▶ GIVEN REQUEST
Format every line of the material below as a JSON list of strings, one string per line, omitting any blank lines.

Annotated element listings
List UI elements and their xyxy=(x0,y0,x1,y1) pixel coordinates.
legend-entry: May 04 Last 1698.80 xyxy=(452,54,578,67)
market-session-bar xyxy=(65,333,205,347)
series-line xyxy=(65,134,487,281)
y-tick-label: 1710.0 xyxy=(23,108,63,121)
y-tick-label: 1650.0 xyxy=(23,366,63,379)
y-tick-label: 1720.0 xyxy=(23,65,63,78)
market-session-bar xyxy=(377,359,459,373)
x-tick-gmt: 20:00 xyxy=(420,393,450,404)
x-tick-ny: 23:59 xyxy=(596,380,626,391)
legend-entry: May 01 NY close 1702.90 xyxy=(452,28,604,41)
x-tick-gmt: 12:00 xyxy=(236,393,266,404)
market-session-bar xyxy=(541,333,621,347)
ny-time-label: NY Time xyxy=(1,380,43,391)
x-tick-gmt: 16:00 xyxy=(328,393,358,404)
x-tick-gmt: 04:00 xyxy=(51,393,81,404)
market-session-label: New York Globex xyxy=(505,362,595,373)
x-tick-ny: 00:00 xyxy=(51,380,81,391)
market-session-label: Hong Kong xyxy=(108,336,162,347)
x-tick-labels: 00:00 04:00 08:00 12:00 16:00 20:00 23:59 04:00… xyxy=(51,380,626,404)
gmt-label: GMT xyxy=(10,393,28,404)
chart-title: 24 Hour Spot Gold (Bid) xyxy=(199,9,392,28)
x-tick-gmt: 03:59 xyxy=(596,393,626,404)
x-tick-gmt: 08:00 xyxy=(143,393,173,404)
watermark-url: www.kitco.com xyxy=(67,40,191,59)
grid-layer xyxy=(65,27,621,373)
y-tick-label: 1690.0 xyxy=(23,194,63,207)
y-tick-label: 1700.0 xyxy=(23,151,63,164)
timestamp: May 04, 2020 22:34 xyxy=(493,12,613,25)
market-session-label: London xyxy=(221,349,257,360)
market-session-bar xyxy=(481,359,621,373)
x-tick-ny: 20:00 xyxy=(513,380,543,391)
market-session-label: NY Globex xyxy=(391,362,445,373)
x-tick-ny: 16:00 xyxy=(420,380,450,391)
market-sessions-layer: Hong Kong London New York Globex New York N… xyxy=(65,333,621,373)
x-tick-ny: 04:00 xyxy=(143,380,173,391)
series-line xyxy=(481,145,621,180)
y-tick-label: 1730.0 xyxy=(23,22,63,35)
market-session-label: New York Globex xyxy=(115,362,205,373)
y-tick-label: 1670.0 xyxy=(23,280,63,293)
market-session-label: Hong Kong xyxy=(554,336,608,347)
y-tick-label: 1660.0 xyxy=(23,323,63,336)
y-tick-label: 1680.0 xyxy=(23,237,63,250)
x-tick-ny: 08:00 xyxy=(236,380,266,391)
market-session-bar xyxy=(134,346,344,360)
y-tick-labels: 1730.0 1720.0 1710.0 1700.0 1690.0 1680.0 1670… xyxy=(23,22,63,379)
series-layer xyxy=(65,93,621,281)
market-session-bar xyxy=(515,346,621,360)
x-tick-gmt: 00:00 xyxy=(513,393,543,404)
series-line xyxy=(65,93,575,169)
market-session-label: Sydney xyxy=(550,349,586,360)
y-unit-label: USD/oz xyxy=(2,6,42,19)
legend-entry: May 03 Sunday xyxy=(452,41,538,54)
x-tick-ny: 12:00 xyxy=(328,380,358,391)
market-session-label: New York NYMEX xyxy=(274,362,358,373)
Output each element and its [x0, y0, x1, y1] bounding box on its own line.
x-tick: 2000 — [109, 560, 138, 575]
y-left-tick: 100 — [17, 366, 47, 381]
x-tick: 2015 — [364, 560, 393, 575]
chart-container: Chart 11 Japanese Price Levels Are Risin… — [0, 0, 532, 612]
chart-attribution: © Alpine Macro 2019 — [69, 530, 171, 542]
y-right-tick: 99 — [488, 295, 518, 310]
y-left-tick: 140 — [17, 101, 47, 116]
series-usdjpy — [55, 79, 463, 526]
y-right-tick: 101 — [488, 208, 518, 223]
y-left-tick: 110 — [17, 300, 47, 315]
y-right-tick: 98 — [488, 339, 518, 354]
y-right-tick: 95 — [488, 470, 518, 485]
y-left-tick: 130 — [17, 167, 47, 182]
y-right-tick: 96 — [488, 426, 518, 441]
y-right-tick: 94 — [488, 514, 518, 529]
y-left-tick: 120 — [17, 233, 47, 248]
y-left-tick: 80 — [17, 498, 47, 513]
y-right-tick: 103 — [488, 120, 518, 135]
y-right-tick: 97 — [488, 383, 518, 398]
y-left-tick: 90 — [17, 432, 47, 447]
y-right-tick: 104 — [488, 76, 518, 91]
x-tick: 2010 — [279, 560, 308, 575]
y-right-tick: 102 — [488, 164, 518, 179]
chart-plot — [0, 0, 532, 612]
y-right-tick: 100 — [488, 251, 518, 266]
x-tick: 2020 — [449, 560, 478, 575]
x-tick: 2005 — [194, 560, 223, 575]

▶ TASK OUTPUT
[
  "List UI elements and their xyxy=(x0,y0,x1,y1) pixel coordinates.",
  "legend-entry: May 04 Last 1698.80 xyxy=(452,54,578,67)",
  "market-session-bar xyxy=(65,333,205,347)",
  "series-line xyxy=(65,134,487,281)",
  "y-tick-label: 1710.0 xyxy=(23,108,63,121)",
  "y-tick-label: 1650.0 xyxy=(23,366,63,379)",
  "y-tick-label: 1720.0 xyxy=(23,65,63,78)",
  "market-session-bar xyxy=(377,359,459,373)",
  "x-tick-gmt: 20:00 xyxy=(420,393,450,404)",
  "x-tick-ny: 23:59 xyxy=(596,380,626,391)",
  "legend-entry: May 01 NY close 1702.90 xyxy=(452,28,604,41)",
  "x-tick-gmt: 12:00 xyxy=(236,393,266,404)",
  "market-session-bar xyxy=(541,333,621,347)",
  "ny-time-label: NY Time xyxy=(1,380,43,391)",
  "x-tick-gmt: 16:00 xyxy=(328,393,358,404)",
  "x-tick-gmt: 04:00 xyxy=(51,393,81,404)",
  "market-session-label: New York Globex xyxy=(505,362,595,373)",
  "x-tick-ny: 00:00 xyxy=(51,380,81,391)",
  "market-session-label: Hong Kong xyxy=(108,336,162,347)",
  "x-tick-labels: 00:00 04:00 08:00 12:00 16:00 20:00 23:59 04:00… xyxy=(51,380,626,404)",
  "gmt-label: GMT xyxy=(10,393,28,404)",
  "chart-title: 24 Hour Spot Gold (Bid) xyxy=(199,9,392,28)",
  "x-tick-gmt: 03:59 xyxy=(596,393,626,404)",
  "x-tick-gmt: 08:00 xyxy=(143,393,173,404)",
  "watermark-url: www.kitco.com xyxy=(67,40,191,59)",
  "grid-layer xyxy=(65,27,621,373)",
  "y-tick-label: 1690.0 xyxy=(23,194,63,207)",
  "y-tick-label: 1700.0 xyxy=(23,151,63,164)",
  "timestamp: May 04, 2020 22:34 xyxy=(493,12,613,25)",
  "market-session-label: London xyxy=(221,349,257,360)",
  "market-session-bar xyxy=(481,359,621,373)",
  "x-tick-ny: 20:00 xyxy=(513,380,543,391)",
  "market-session-label: NY Globex xyxy=(391,362,445,373)",
  "x-tick-ny: 16:00 xyxy=(420,380,450,391)",
  "market-sessions-layer: Hong Kong London New York Globex New York N… xyxy=(65,333,621,373)",
  "x-tick-ny: 04:00 xyxy=(143,380,173,391)",
  "series-line xyxy=(481,145,621,180)",
  "y-tick-label: 1730.0 xyxy=(23,22,63,35)",
  "market-session-label: New York Globex xyxy=(115,362,205,373)",
  "y-tick-label: 1670.0 xyxy=(23,280,63,293)",
  "market-session-label: Hong Kong xyxy=(554,336,608,347)",
  "y-tick-label: 1660.0 xyxy=(23,323,63,336)",
  "y-tick-label: 1680.0 xyxy=(23,237,63,250)",
  "x-tick-ny: 08:00 xyxy=(236,380,266,391)",
  "market-session-bar xyxy=(134,346,344,360)",
  "y-tick-labels: 1730.0 1720.0 1710.0 1700.0 1690.0 1680.0 1670… xyxy=(23,22,63,379)",
  "series-layer xyxy=(65,93,621,281)",
  "market-session-bar xyxy=(515,346,621,360)",
  "x-tick-gmt: 00:00 xyxy=(513,393,543,404)",
  "series-line xyxy=(65,93,575,169)",
  "market-session-label: Sydney xyxy=(550,349,586,360)",
  "y-unit-label: USD/oz xyxy=(2,6,42,19)",
  "legend-entry: May 03 Sunday xyxy=(452,41,538,54)",
  "x-tick-ny: 12:00 xyxy=(328,380,358,391)",
  "market-session-label: New York NYMEX xyxy=(274,362,358,373)",
  "Output each element and its [x0, y0, x1, y1] bounding box on its own line.",
  "x-tick: 2000 — [109, 560, 138, 575]",
  "y-left-tick: 100 — [17, 366, 47, 381]",
  "x-tick: 2015 — [364, 560, 393, 575]",
  "chart-container: Chart 11 Japanese Price Levels Are Risin… — [0, 0, 532, 612]",
  "chart-attribution: © Alpine Macro 2019 — [69, 530, 171, 542]",
  "y-right-tick: 99 — [488, 295, 518, 310]",
  "y-left-tick: 140 — [17, 101, 47, 116]",
  "series-usdjpy — [55, 79, 463, 526]",
  "y-right-tick: 101 — [488, 208, 518, 223]",
  "y-left-tick: 110 — [17, 300, 47, 315]",
  "y-right-tick: 98 — [488, 339, 518, 354]",
  "y-right-tick: 95 — [488, 470, 518, 485]",
  "y-left-tick: 130 — [17, 167, 47, 182]",
  "y-right-tick: 96 — [488, 426, 518, 441]",
  "y-right-tick: 94 — [488, 514, 518, 529]",
  "y-left-tick: 120 — [17, 233, 47, 248]",
  "y-left-tick: 80 — [17, 498, 47, 513]",
  "y-right-tick: 103 — [488, 120, 518, 135]",
  "y-right-tick: 97 — [488, 383, 518, 398]",
  "y-left-tick: 90 — [17, 432, 47, 447]",
  "y-right-tick: 104 — [488, 76, 518, 91]",
  "x-tick: 2010 — [279, 560, 308, 575]",
  "y-right-tick: 102 — [488, 164, 518, 179]",
  "chart-plot — [0, 0, 532, 612]",
  "y-right-tick: 100 — [488, 251, 518, 266]",
  "x-tick: 2020 — [449, 560, 478, 575]",
  "x-tick: 2005 — [194, 560, 223, 575]"
]